SUPPLIED ENTRIES:
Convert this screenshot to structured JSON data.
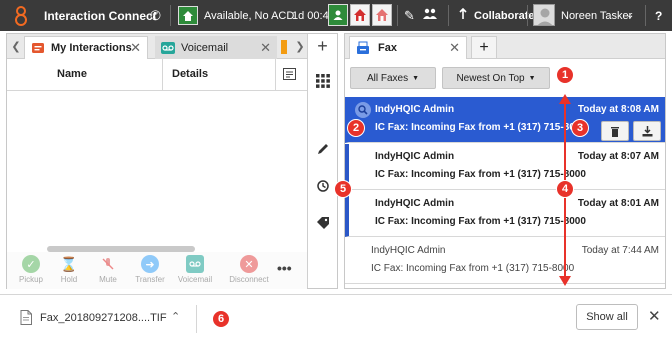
{
  "topbar": {
    "app_title": "Interaction Connect",
    "status_label": "Available, No ACD",
    "timer": "1d 00:4",
    "collaborate_label": "Collaborate",
    "user_name": "Noreen Tasker",
    "help": "?"
  },
  "left": {
    "tabs": [
      {
        "label": "My Interactions"
      },
      {
        "label": "Voicemail"
      }
    ],
    "columns": [
      "Name",
      "Details"
    ],
    "call_controls": [
      {
        "label": "Pickup"
      },
      {
        "label": "Hold"
      },
      {
        "label": "Mute"
      },
      {
        "label": "Transfer"
      },
      {
        "label": "Voicemail"
      },
      {
        "label": "Disconnect"
      }
    ],
    "more": "•••"
  },
  "right": {
    "tab_label": "Fax",
    "filter_label": "All Faxes",
    "sort_label": "Newest On Top",
    "messages": [
      {
        "from": "IndyHQIC Admin",
        "subject": "IC Fax: Incoming Fax from +1 (317) 715-8000",
        "time": "Today at 8:08 AM"
      },
      {
        "from": "IndyHQIC Admin",
        "subject": "IC Fax: Incoming Fax from +1 (317) 715-8000",
        "time": "Today at 8:07 AM"
      },
      {
        "from": "IndyHQIC Admin",
        "subject": "IC Fax: Incoming Fax from +1 (317) 715-8000",
        "time": "Today at 8:01 AM"
      },
      {
        "from": "IndyHQIC Admin",
        "subject": "IC Fax: Incoming Fax from +1 (317) 715-8000",
        "time": "Today at 7:44 AM"
      }
    ]
  },
  "annotations": [
    "1",
    "2",
    "3",
    "4",
    "5",
    "6"
  ],
  "download_bar": {
    "file_name": "Fax_201809271208....TIF",
    "show_all_label": "Show all"
  },
  "colors": {
    "topbar_bg": "#3a3a3a",
    "selected_row": "#2a5bd1",
    "unread_marker": "#2b57c7",
    "annotation_red": "#e8322a",
    "status_green": "#2e8b3a"
  }
}
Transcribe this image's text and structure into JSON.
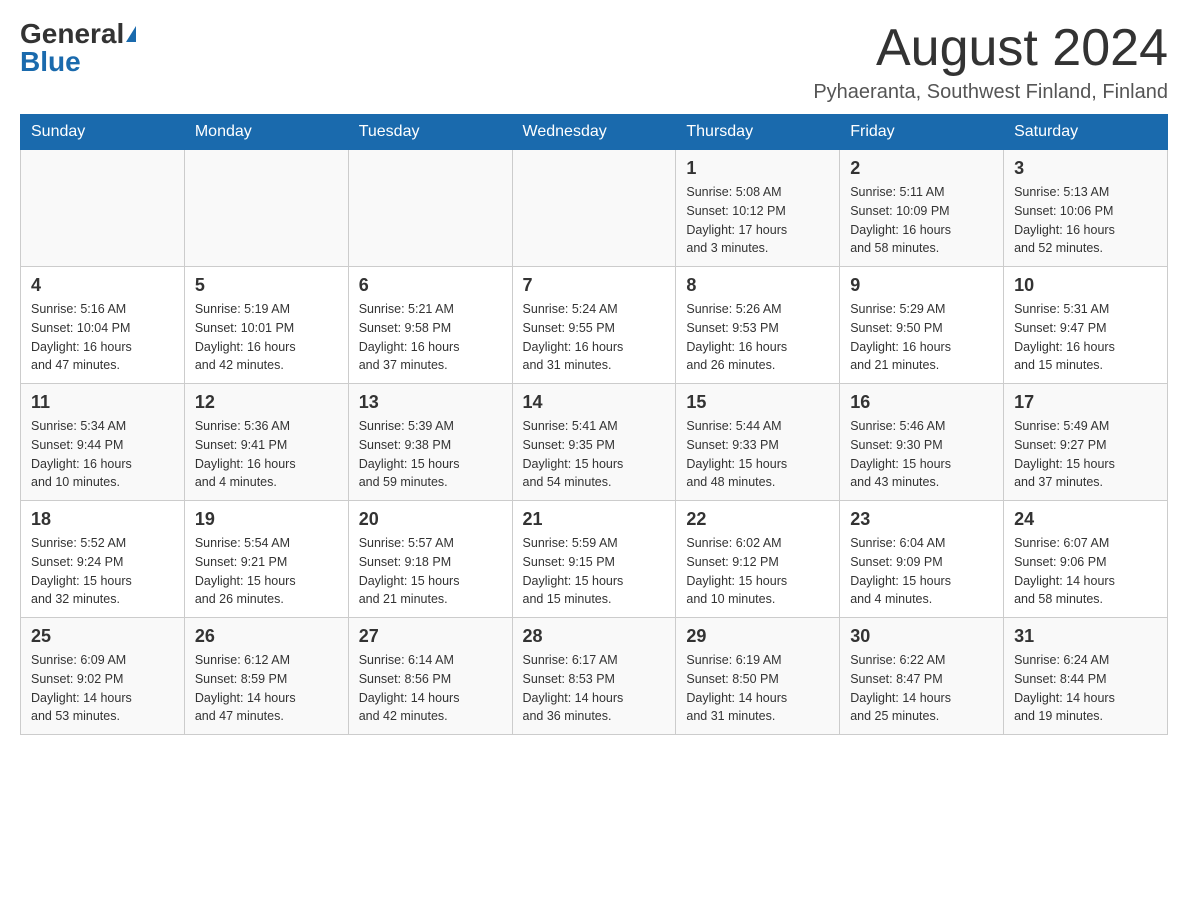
{
  "header": {
    "logo_general": "General",
    "logo_blue": "Blue",
    "month_title": "August 2024",
    "location": "Pyhaeranta, Southwest Finland, Finland"
  },
  "days_of_week": [
    "Sunday",
    "Monday",
    "Tuesday",
    "Wednesday",
    "Thursday",
    "Friday",
    "Saturday"
  ],
  "weeks": [
    [
      {
        "day": "",
        "info": ""
      },
      {
        "day": "",
        "info": ""
      },
      {
        "day": "",
        "info": ""
      },
      {
        "day": "",
        "info": ""
      },
      {
        "day": "1",
        "info": "Sunrise: 5:08 AM\nSunset: 10:12 PM\nDaylight: 17 hours\nand 3 minutes."
      },
      {
        "day": "2",
        "info": "Sunrise: 5:11 AM\nSunset: 10:09 PM\nDaylight: 16 hours\nand 58 minutes."
      },
      {
        "day": "3",
        "info": "Sunrise: 5:13 AM\nSunset: 10:06 PM\nDaylight: 16 hours\nand 52 minutes."
      }
    ],
    [
      {
        "day": "4",
        "info": "Sunrise: 5:16 AM\nSunset: 10:04 PM\nDaylight: 16 hours\nand 47 minutes."
      },
      {
        "day": "5",
        "info": "Sunrise: 5:19 AM\nSunset: 10:01 PM\nDaylight: 16 hours\nand 42 minutes."
      },
      {
        "day": "6",
        "info": "Sunrise: 5:21 AM\nSunset: 9:58 PM\nDaylight: 16 hours\nand 37 minutes."
      },
      {
        "day": "7",
        "info": "Sunrise: 5:24 AM\nSunset: 9:55 PM\nDaylight: 16 hours\nand 31 minutes."
      },
      {
        "day": "8",
        "info": "Sunrise: 5:26 AM\nSunset: 9:53 PM\nDaylight: 16 hours\nand 26 minutes."
      },
      {
        "day": "9",
        "info": "Sunrise: 5:29 AM\nSunset: 9:50 PM\nDaylight: 16 hours\nand 21 minutes."
      },
      {
        "day": "10",
        "info": "Sunrise: 5:31 AM\nSunset: 9:47 PM\nDaylight: 16 hours\nand 15 minutes."
      }
    ],
    [
      {
        "day": "11",
        "info": "Sunrise: 5:34 AM\nSunset: 9:44 PM\nDaylight: 16 hours\nand 10 minutes."
      },
      {
        "day": "12",
        "info": "Sunrise: 5:36 AM\nSunset: 9:41 PM\nDaylight: 16 hours\nand 4 minutes."
      },
      {
        "day": "13",
        "info": "Sunrise: 5:39 AM\nSunset: 9:38 PM\nDaylight: 15 hours\nand 59 minutes."
      },
      {
        "day": "14",
        "info": "Sunrise: 5:41 AM\nSunset: 9:35 PM\nDaylight: 15 hours\nand 54 minutes."
      },
      {
        "day": "15",
        "info": "Sunrise: 5:44 AM\nSunset: 9:33 PM\nDaylight: 15 hours\nand 48 minutes."
      },
      {
        "day": "16",
        "info": "Sunrise: 5:46 AM\nSunset: 9:30 PM\nDaylight: 15 hours\nand 43 minutes."
      },
      {
        "day": "17",
        "info": "Sunrise: 5:49 AM\nSunset: 9:27 PM\nDaylight: 15 hours\nand 37 minutes."
      }
    ],
    [
      {
        "day": "18",
        "info": "Sunrise: 5:52 AM\nSunset: 9:24 PM\nDaylight: 15 hours\nand 32 minutes."
      },
      {
        "day": "19",
        "info": "Sunrise: 5:54 AM\nSunset: 9:21 PM\nDaylight: 15 hours\nand 26 minutes."
      },
      {
        "day": "20",
        "info": "Sunrise: 5:57 AM\nSunset: 9:18 PM\nDaylight: 15 hours\nand 21 minutes."
      },
      {
        "day": "21",
        "info": "Sunrise: 5:59 AM\nSunset: 9:15 PM\nDaylight: 15 hours\nand 15 minutes."
      },
      {
        "day": "22",
        "info": "Sunrise: 6:02 AM\nSunset: 9:12 PM\nDaylight: 15 hours\nand 10 minutes."
      },
      {
        "day": "23",
        "info": "Sunrise: 6:04 AM\nSunset: 9:09 PM\nDaylight: 15 hours\nand 4 minutes."
      },
      {
        "day": "24",
        "info": "Sunrise: 6:07 AM\nSunset: 9:06 PM\nDaylight: 14 hours\nand 58 minutes."
      }
    ],
    [
      {
        "day": "25",
        "info": "Sunrise: 6:09 AM\nSunset: 9:02 PM\nDaylight: 14 hours\nand 53 minutes."
      },
      {
        "day": "26",
        "info": "Sunrise: 6:12 AM\nSunset: 8:59 PM\nDaylight: 14 hours\nand 47 minutes."
      },
      {
        "day": "27",
        "info": "Sunrise: 6:14 AM\nSunset: 8:56 PM\nDaylight: 14 hours\nand 42 minutes."
      },
      {
        "day": "28",
        "info": "Sunrise: 6:17 AM\nSunset: 8:53 PM\nDaylight: 14 hours\nand 36 minutes."
      },
      {
        "day": "29",
        "info": "Sunrise: 6:19 AM\nSunset: 8:50 PM\nDaylight: 14 hours\nand 31 minutes."
      },
      {
        "day": "30",
        "info": "Sunrise: 6:22 AM\nSunset: 8:47 PM\nDaylight: 14 hours\nand 25 minutes."
      },
      {
        "day": "31",
        "info": "Sunrise: 6:24 AM\nSunset: 8:44 PM\nDaylight: 14 hours\nand 19 minutes."
      }
    ]
  ]
}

TASK TO COMPLETE:
Show all lines in the entries above where the word "Today" appears.

FULL OUTPUT:
        "time": "Today at 8:08 AM"
        "time": "Today at 8:07 AM"
        "time": "Today at 8:01 AM"
        "time": "Today at 7:44 AM"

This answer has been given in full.